** AIM **
Search the listing for the string "coil" and copy every line that contains it.

** EXERCISE DATA **
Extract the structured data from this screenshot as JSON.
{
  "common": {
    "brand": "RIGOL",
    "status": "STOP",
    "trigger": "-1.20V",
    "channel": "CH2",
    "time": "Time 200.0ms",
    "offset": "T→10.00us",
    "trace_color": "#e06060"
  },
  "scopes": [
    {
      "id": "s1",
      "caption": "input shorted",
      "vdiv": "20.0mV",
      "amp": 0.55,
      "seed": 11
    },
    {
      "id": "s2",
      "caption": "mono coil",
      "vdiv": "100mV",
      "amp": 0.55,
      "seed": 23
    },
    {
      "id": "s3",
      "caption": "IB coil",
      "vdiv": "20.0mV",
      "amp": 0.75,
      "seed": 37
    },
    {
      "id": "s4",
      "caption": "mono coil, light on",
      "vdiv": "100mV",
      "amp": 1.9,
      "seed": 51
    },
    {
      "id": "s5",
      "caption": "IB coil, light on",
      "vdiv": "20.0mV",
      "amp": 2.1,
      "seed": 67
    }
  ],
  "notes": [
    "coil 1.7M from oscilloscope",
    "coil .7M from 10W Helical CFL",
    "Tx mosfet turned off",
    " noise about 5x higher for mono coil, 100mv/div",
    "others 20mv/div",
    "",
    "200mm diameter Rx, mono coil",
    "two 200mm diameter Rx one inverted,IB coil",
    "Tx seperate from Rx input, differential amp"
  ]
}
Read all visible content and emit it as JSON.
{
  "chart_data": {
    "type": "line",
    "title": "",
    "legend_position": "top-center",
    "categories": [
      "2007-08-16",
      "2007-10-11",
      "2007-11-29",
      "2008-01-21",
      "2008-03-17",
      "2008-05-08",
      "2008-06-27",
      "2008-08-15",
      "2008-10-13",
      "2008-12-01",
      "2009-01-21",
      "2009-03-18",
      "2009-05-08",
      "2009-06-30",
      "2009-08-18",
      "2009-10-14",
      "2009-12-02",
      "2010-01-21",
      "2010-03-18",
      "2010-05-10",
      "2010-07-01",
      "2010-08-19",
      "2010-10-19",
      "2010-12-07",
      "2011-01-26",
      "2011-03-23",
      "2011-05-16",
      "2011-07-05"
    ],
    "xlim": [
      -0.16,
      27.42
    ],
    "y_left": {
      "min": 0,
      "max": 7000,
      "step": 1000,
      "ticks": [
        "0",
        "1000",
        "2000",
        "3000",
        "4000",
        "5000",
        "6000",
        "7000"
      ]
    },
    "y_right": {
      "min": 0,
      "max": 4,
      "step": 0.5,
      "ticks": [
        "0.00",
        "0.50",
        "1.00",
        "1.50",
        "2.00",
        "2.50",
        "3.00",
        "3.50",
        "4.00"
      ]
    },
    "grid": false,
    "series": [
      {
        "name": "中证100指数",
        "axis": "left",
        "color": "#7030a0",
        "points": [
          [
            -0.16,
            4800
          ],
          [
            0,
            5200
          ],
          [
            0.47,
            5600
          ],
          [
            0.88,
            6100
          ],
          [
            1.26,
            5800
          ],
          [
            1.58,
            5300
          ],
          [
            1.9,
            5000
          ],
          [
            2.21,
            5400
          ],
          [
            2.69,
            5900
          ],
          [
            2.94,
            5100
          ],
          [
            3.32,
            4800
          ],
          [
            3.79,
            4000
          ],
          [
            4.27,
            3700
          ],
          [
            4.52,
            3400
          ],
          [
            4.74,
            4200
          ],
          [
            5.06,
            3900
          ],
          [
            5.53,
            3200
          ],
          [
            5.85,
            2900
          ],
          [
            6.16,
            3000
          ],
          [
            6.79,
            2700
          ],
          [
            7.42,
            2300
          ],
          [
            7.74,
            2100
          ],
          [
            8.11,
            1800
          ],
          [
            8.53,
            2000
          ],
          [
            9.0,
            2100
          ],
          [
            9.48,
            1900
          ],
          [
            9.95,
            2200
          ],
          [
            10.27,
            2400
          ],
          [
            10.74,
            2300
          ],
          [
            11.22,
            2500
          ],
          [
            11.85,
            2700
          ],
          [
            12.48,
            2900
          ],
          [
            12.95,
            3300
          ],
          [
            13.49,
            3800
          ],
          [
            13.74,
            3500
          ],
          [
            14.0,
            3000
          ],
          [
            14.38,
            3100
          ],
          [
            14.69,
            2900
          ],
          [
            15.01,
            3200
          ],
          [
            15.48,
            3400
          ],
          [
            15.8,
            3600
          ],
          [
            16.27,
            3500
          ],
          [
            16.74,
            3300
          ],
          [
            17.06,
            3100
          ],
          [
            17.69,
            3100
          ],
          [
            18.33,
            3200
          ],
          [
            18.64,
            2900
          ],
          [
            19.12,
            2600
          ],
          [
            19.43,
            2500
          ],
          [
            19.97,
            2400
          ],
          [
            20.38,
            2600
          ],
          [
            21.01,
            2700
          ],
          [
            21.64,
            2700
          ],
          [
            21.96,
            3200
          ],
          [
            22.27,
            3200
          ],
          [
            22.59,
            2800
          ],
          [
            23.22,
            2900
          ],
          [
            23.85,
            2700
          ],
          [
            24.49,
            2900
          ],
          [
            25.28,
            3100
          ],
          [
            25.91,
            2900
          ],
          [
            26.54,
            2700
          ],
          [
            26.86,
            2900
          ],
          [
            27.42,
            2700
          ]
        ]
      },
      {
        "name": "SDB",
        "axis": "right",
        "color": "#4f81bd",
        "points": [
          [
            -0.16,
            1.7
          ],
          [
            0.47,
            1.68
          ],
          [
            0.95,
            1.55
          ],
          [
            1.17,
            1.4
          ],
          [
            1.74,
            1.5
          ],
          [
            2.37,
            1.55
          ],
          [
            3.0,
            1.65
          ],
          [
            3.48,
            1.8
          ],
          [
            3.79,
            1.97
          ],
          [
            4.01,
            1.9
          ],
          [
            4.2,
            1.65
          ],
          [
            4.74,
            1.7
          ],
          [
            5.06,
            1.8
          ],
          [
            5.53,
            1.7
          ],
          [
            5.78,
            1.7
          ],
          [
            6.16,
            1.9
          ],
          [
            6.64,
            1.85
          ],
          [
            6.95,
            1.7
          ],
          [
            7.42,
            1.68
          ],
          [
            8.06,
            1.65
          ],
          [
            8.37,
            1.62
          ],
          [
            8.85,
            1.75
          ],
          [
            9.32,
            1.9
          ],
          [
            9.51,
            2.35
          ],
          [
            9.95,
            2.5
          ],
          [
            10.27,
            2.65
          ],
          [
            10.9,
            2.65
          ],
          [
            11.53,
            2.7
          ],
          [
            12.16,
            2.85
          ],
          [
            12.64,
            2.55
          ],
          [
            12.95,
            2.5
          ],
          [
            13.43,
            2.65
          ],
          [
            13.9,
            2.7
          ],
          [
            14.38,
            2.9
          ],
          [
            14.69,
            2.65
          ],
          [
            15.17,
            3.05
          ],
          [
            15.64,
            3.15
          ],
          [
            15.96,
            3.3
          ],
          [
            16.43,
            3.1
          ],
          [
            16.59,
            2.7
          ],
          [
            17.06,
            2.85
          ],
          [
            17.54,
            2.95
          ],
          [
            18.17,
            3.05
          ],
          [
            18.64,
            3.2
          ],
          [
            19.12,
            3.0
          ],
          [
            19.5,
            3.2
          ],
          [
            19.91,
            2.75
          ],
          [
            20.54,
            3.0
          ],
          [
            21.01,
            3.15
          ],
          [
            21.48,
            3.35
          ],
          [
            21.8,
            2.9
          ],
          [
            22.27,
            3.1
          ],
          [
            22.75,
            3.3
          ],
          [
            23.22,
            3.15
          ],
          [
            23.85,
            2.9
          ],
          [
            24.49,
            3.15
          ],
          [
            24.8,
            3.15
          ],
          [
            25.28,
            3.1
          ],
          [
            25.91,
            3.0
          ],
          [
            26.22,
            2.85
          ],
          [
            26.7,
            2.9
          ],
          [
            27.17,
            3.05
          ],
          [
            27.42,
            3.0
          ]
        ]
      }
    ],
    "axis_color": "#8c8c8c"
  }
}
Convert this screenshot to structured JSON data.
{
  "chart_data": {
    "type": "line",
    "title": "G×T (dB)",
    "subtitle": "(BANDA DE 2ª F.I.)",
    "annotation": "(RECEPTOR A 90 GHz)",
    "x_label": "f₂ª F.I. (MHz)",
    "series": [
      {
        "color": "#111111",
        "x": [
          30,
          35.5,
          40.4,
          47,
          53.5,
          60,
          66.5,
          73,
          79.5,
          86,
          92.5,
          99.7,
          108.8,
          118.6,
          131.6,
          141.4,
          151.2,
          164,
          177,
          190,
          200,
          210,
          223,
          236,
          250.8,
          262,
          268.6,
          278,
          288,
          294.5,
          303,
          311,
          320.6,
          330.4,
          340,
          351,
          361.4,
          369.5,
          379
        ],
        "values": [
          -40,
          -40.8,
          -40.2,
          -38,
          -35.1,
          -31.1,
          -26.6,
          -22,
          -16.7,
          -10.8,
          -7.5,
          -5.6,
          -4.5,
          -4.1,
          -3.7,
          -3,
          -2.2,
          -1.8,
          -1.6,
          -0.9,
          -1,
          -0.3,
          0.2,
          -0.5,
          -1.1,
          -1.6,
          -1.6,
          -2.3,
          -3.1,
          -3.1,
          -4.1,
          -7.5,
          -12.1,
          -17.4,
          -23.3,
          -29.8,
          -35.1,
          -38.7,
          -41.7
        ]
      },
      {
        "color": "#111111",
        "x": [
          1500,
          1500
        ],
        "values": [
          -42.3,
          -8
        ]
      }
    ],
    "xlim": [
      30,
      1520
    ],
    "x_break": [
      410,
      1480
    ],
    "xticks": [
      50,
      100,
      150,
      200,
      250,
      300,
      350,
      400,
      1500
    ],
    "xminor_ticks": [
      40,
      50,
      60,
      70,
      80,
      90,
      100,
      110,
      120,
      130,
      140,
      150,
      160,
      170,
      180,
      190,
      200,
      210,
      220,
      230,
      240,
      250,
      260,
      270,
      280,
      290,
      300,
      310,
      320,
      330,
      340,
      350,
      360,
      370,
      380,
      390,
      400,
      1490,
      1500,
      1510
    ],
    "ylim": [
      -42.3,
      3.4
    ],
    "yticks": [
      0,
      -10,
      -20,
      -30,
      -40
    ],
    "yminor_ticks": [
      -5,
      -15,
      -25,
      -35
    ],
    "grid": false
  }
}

** TASK SOLUTION **
      "caption": "mono coil",
      "caption": "IB coil",
      "caption": "mono coil, light on",
      "caption": "IB coil, light on",
    "coil 1.7M from oscilloscope",
    "coil .7M from 10W Helical CFL",
    " noise about 5x higher for mono coil, 100mv/div",
    "200mm diameter Rx, mono coil",
    "two 200mm diameter Rx one inverted,IB coil",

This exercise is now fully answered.